> What is needed
Among the following entries, count the lines that contain "subtitle" and report only the result.

> Data extract
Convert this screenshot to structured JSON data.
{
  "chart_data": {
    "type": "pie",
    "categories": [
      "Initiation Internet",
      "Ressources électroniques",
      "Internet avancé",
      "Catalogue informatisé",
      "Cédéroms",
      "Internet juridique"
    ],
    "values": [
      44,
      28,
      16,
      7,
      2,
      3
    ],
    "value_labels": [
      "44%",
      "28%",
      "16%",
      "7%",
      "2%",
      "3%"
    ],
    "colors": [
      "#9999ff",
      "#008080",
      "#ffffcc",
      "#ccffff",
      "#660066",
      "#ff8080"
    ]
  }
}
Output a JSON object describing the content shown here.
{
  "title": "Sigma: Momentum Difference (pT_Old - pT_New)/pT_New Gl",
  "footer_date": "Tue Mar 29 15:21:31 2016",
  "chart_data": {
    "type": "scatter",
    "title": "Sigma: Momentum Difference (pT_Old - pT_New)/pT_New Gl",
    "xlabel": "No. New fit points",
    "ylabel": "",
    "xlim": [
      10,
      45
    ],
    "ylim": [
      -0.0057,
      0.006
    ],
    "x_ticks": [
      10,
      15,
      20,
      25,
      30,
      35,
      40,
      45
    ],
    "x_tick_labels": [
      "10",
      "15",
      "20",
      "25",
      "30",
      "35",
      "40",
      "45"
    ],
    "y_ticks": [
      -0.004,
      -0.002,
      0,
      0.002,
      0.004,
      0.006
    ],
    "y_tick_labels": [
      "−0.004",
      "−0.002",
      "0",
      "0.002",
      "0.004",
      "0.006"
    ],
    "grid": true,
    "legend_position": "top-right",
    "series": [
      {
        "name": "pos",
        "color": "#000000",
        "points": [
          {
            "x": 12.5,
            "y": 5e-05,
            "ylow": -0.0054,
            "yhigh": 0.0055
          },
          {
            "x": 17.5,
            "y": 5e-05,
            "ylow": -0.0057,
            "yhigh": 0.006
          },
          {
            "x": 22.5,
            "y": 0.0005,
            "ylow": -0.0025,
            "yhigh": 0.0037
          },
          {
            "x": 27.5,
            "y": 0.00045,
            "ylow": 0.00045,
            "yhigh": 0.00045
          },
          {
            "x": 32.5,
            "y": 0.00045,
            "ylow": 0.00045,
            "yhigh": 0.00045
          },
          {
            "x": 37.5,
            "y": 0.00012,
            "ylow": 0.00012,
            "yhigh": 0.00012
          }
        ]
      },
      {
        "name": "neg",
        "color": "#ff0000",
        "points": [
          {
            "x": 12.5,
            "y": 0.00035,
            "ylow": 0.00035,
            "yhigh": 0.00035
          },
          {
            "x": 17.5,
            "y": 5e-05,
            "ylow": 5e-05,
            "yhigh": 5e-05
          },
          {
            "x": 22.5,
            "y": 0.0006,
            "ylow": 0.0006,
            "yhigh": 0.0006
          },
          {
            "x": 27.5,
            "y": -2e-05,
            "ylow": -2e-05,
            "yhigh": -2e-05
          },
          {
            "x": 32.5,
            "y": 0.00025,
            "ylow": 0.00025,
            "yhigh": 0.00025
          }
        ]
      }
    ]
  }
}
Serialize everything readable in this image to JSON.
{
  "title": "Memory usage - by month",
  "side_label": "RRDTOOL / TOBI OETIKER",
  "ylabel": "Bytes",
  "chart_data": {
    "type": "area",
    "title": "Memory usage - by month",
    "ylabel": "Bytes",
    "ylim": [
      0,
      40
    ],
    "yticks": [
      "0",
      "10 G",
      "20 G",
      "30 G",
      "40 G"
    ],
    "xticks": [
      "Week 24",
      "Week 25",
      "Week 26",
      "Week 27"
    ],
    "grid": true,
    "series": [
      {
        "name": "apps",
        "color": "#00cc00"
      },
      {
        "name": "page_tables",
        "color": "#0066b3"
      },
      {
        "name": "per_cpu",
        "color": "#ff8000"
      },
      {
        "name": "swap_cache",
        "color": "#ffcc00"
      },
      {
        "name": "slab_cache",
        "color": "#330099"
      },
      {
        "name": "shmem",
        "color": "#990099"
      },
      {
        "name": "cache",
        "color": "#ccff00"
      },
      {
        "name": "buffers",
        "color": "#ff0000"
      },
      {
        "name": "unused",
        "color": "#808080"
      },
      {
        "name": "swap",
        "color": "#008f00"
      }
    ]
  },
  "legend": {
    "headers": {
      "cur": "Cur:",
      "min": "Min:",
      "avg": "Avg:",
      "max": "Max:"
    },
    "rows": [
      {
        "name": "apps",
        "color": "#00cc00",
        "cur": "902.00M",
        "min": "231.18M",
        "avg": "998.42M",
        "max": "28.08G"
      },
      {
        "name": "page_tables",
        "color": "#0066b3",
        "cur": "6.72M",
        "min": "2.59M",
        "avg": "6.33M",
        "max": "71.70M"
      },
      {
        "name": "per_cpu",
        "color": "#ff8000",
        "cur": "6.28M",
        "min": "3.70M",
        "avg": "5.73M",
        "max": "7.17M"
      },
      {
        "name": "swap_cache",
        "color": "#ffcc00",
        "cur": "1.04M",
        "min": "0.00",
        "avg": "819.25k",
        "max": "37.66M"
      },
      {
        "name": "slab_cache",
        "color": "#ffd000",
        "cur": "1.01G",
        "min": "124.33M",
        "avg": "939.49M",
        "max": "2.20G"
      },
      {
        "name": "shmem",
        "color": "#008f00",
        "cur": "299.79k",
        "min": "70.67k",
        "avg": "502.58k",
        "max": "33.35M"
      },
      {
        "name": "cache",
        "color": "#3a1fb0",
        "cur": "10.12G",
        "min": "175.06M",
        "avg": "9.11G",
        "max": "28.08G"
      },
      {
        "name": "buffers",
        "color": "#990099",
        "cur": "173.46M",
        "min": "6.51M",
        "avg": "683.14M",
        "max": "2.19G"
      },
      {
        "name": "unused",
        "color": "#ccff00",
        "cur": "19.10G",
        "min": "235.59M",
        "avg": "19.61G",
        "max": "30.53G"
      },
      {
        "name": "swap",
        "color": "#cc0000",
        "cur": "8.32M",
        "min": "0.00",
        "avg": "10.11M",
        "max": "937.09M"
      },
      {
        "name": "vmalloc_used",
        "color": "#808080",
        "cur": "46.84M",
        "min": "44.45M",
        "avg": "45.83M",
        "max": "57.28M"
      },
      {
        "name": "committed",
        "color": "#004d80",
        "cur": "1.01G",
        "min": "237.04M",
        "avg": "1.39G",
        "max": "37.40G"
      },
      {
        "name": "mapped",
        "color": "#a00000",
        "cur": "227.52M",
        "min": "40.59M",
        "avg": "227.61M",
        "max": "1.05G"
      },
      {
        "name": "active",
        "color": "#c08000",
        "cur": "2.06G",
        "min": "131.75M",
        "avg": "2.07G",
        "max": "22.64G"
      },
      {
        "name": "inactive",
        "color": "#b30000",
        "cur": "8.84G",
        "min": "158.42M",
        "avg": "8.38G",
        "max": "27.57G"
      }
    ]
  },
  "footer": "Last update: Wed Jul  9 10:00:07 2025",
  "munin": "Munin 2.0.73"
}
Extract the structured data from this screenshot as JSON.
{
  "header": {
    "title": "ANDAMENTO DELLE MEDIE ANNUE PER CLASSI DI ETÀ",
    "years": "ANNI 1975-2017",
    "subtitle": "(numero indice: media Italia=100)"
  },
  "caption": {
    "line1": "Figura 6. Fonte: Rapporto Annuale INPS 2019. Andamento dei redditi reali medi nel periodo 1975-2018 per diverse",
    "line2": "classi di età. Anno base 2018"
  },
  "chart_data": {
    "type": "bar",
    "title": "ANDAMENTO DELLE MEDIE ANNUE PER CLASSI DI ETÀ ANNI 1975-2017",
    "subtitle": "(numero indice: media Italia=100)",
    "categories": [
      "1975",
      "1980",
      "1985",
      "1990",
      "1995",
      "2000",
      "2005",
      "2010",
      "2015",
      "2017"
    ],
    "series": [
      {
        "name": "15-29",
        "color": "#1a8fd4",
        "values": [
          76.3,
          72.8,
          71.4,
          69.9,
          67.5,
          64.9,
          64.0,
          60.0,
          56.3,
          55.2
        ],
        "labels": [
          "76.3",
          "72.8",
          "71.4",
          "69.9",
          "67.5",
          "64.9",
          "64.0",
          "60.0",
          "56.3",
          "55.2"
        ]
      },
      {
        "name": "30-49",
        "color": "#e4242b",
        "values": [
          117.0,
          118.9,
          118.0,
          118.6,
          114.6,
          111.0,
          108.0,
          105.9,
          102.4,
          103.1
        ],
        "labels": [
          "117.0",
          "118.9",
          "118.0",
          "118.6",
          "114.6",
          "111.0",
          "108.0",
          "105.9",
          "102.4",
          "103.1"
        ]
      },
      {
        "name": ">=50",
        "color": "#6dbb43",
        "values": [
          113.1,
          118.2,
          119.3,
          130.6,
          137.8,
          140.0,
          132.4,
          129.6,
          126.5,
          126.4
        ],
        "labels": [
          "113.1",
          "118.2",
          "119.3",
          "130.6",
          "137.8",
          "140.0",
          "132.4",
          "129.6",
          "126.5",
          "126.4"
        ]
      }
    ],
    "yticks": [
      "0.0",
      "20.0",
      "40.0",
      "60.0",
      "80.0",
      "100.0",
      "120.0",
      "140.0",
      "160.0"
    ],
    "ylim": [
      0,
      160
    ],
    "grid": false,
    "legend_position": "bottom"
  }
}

> Written reply
2